◆ **Challenge**
Out of the lines below, please list those that hold the string "from".

◆ **Records**
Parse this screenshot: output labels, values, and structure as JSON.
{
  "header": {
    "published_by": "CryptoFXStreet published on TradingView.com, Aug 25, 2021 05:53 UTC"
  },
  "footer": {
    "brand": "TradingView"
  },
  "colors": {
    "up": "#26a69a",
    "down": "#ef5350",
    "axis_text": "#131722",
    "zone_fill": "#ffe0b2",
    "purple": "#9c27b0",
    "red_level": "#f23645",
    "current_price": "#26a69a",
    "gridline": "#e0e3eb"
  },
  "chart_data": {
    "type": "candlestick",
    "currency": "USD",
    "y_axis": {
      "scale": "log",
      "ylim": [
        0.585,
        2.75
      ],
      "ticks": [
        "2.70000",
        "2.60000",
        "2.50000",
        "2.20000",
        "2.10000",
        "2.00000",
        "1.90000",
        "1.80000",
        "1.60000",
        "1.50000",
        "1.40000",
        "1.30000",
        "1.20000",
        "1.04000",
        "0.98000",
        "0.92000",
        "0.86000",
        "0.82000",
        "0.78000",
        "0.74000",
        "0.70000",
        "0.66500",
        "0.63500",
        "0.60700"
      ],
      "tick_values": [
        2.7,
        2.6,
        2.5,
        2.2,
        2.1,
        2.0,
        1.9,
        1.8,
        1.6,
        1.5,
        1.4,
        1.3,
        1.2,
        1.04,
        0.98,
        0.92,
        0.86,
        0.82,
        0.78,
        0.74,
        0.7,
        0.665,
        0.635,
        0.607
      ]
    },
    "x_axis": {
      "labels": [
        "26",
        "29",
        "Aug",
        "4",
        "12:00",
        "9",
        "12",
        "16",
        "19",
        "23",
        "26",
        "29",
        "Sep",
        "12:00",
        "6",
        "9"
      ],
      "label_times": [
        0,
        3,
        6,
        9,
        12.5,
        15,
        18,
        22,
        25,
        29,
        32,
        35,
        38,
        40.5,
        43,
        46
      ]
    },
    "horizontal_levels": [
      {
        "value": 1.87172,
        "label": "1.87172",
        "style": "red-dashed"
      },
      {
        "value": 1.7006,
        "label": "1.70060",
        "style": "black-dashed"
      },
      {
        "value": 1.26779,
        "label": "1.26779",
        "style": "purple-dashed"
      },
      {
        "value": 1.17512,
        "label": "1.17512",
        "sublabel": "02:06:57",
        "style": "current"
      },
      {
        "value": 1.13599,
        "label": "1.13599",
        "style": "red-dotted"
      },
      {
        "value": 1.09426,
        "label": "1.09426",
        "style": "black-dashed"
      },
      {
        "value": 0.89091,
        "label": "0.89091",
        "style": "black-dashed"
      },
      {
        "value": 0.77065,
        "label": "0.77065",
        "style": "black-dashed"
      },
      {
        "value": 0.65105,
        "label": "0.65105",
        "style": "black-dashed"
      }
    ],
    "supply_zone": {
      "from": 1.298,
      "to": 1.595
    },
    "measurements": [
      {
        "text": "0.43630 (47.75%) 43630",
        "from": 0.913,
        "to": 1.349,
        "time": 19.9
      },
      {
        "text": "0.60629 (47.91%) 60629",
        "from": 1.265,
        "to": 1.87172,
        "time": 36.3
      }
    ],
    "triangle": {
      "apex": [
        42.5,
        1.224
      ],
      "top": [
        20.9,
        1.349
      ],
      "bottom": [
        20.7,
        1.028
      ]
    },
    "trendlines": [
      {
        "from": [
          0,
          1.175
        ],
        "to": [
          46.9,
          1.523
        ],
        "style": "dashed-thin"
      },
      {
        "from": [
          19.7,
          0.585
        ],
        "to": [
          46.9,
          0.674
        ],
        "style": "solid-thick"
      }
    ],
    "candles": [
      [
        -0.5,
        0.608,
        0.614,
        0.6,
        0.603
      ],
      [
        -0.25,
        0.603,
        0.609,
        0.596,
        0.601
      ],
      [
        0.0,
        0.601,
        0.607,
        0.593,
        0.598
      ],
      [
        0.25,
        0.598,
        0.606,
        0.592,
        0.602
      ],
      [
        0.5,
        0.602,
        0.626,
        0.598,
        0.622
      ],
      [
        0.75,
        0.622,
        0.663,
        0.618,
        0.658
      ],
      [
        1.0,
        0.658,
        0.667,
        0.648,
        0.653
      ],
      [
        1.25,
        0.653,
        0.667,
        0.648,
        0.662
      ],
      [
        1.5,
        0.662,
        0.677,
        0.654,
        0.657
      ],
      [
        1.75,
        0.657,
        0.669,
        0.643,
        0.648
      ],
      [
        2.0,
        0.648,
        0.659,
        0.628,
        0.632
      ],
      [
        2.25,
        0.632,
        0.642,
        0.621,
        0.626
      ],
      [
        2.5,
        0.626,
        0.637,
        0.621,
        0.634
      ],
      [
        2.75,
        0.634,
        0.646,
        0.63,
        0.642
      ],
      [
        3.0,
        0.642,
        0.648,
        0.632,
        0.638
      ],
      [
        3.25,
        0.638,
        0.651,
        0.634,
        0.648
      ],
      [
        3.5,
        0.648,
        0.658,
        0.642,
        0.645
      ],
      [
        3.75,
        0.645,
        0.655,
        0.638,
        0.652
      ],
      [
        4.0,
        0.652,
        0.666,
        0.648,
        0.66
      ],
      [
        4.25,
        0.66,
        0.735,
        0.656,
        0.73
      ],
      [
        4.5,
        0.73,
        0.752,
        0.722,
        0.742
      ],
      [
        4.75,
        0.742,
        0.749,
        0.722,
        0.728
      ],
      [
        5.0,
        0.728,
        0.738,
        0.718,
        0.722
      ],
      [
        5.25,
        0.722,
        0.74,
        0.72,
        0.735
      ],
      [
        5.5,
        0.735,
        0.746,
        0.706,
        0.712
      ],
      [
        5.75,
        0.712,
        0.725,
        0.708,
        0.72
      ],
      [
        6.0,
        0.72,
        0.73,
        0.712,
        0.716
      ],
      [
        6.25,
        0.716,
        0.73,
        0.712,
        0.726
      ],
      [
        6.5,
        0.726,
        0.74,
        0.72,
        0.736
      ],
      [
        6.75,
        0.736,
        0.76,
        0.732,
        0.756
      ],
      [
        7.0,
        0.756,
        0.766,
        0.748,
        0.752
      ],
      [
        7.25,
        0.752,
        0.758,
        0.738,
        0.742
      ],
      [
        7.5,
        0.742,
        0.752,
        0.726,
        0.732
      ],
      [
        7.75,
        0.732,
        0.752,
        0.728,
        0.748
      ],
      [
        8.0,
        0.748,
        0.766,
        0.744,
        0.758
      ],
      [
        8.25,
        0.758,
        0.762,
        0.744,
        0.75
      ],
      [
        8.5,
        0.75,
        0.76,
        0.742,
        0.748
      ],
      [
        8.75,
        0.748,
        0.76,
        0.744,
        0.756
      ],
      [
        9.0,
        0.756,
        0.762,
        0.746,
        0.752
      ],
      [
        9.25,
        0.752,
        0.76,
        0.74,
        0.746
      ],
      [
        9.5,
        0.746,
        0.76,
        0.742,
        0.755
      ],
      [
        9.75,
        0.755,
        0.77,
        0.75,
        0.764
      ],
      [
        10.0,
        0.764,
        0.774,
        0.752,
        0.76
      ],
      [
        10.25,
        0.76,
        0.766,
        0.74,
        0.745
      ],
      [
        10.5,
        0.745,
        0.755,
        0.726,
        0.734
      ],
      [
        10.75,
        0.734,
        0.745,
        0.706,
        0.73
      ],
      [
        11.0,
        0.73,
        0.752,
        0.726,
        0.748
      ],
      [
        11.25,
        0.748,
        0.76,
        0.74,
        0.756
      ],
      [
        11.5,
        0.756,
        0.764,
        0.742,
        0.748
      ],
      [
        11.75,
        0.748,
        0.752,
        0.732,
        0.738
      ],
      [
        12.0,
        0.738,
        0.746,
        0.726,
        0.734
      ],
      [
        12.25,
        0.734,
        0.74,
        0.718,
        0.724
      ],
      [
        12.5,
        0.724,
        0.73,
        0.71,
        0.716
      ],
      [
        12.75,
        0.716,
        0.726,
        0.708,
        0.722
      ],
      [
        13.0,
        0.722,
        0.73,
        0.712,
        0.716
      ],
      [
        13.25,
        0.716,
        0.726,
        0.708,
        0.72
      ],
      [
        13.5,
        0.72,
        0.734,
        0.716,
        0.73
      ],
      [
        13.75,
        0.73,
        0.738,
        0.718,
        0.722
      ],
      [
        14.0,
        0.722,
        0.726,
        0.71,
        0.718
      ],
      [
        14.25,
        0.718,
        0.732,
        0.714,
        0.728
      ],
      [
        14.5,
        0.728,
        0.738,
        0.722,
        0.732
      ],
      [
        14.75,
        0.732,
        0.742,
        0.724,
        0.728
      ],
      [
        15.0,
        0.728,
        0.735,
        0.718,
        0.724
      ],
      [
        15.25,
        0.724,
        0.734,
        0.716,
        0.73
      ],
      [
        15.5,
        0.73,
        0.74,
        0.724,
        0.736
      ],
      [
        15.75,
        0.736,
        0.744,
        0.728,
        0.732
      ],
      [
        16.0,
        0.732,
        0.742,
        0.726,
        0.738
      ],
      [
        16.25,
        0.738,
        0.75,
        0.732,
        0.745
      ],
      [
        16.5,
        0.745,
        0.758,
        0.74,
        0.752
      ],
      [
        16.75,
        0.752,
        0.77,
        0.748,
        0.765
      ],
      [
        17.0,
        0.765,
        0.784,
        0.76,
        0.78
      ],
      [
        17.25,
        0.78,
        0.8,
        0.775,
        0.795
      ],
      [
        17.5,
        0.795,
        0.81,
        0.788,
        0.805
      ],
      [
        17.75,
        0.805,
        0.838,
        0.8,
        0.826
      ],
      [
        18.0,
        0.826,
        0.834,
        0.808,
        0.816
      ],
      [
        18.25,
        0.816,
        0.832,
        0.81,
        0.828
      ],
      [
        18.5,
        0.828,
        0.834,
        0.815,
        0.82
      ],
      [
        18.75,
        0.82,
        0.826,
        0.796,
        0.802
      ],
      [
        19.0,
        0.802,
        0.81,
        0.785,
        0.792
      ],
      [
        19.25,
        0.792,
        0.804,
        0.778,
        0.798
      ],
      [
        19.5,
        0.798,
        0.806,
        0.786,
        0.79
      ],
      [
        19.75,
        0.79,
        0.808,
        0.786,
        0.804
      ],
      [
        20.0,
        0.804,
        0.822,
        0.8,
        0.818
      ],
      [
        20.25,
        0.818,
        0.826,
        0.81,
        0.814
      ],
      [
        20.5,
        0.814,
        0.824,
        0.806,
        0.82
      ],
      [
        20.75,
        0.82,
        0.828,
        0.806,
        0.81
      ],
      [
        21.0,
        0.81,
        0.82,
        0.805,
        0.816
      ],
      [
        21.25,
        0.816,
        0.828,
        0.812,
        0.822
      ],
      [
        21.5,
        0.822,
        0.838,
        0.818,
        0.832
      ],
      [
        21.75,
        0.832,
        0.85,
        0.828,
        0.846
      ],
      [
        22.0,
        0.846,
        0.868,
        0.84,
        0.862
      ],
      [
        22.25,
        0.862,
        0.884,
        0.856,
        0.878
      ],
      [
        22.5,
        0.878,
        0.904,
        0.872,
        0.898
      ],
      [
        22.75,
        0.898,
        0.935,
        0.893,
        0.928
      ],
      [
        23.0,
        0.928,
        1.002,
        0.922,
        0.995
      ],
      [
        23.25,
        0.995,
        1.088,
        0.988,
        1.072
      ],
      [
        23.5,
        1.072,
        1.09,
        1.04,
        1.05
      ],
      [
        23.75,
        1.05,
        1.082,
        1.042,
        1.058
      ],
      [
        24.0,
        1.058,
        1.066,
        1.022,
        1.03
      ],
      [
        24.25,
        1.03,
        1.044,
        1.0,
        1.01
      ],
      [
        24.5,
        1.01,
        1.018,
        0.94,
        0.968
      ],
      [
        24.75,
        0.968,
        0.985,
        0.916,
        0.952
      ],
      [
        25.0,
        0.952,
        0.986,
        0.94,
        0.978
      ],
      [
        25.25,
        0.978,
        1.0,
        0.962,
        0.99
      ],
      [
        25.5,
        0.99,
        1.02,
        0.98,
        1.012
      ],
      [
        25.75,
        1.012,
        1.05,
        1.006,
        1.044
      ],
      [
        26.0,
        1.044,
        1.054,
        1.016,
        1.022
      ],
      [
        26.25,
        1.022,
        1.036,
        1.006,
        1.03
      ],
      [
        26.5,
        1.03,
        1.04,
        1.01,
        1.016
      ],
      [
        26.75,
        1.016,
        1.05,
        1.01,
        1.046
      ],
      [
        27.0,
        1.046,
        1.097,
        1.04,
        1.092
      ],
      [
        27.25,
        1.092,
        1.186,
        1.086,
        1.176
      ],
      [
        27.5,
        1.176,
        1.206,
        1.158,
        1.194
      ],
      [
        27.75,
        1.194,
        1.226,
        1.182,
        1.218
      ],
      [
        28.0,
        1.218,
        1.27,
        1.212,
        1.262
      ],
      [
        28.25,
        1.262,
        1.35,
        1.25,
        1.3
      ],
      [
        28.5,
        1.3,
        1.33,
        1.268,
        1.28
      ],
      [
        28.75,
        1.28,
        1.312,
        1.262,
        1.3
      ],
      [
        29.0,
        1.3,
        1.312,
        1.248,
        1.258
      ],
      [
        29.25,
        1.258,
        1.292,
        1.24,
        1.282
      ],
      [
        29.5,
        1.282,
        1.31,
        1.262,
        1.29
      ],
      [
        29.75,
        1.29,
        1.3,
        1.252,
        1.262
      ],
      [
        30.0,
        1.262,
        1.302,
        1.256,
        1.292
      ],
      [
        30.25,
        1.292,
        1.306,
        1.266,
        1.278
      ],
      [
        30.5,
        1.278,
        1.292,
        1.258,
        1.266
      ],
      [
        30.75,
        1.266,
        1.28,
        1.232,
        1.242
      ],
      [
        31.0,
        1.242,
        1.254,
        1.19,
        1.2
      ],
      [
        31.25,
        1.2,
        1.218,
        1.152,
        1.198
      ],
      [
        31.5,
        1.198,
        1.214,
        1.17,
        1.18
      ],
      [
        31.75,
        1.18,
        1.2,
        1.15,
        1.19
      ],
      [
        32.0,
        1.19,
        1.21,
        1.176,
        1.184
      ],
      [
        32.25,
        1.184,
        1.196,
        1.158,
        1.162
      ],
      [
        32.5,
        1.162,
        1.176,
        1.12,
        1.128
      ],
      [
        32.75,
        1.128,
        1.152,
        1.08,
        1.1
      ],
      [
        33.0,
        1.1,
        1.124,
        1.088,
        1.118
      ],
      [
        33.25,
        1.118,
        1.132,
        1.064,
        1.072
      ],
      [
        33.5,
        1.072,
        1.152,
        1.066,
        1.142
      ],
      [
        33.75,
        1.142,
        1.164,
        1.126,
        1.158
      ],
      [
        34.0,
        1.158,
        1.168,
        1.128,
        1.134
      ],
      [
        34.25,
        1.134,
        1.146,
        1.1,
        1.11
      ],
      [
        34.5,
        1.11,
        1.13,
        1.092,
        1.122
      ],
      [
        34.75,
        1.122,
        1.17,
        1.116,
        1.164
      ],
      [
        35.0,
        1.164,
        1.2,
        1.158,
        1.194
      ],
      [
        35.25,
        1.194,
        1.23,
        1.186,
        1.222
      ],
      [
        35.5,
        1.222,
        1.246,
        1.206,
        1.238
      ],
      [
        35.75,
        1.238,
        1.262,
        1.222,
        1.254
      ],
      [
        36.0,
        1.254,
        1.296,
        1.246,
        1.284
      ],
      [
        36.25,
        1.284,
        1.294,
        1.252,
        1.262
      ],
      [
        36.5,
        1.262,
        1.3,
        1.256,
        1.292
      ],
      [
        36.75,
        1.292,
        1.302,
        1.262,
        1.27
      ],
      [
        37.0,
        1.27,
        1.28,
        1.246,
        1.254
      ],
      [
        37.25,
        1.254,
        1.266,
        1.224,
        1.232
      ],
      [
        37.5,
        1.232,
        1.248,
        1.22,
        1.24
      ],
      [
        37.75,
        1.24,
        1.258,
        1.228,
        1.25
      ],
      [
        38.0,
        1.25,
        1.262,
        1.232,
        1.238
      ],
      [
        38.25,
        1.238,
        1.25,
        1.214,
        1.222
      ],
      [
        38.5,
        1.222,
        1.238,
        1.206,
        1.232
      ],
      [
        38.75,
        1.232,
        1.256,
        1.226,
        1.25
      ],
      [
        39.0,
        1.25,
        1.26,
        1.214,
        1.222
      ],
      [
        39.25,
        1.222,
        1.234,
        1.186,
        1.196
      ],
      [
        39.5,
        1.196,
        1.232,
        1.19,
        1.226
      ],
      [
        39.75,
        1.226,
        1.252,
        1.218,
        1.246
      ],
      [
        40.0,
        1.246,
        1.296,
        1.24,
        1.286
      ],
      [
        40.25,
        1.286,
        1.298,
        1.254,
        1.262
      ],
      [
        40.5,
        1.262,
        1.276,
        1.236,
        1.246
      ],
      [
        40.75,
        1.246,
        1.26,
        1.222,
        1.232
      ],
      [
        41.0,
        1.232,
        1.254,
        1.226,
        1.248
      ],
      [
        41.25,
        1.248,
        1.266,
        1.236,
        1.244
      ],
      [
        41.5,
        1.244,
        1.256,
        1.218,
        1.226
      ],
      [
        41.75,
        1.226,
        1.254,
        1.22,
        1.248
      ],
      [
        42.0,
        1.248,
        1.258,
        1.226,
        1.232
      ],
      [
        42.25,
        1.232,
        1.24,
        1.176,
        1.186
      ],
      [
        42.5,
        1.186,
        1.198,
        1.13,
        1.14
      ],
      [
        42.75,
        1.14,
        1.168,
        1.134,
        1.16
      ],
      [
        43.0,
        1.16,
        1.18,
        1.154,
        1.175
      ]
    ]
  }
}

◆ **Solution for this problem**
      "from": 1.298,
        "from": 0.913,
        "from": 1.265,
        "from": [
        "from": [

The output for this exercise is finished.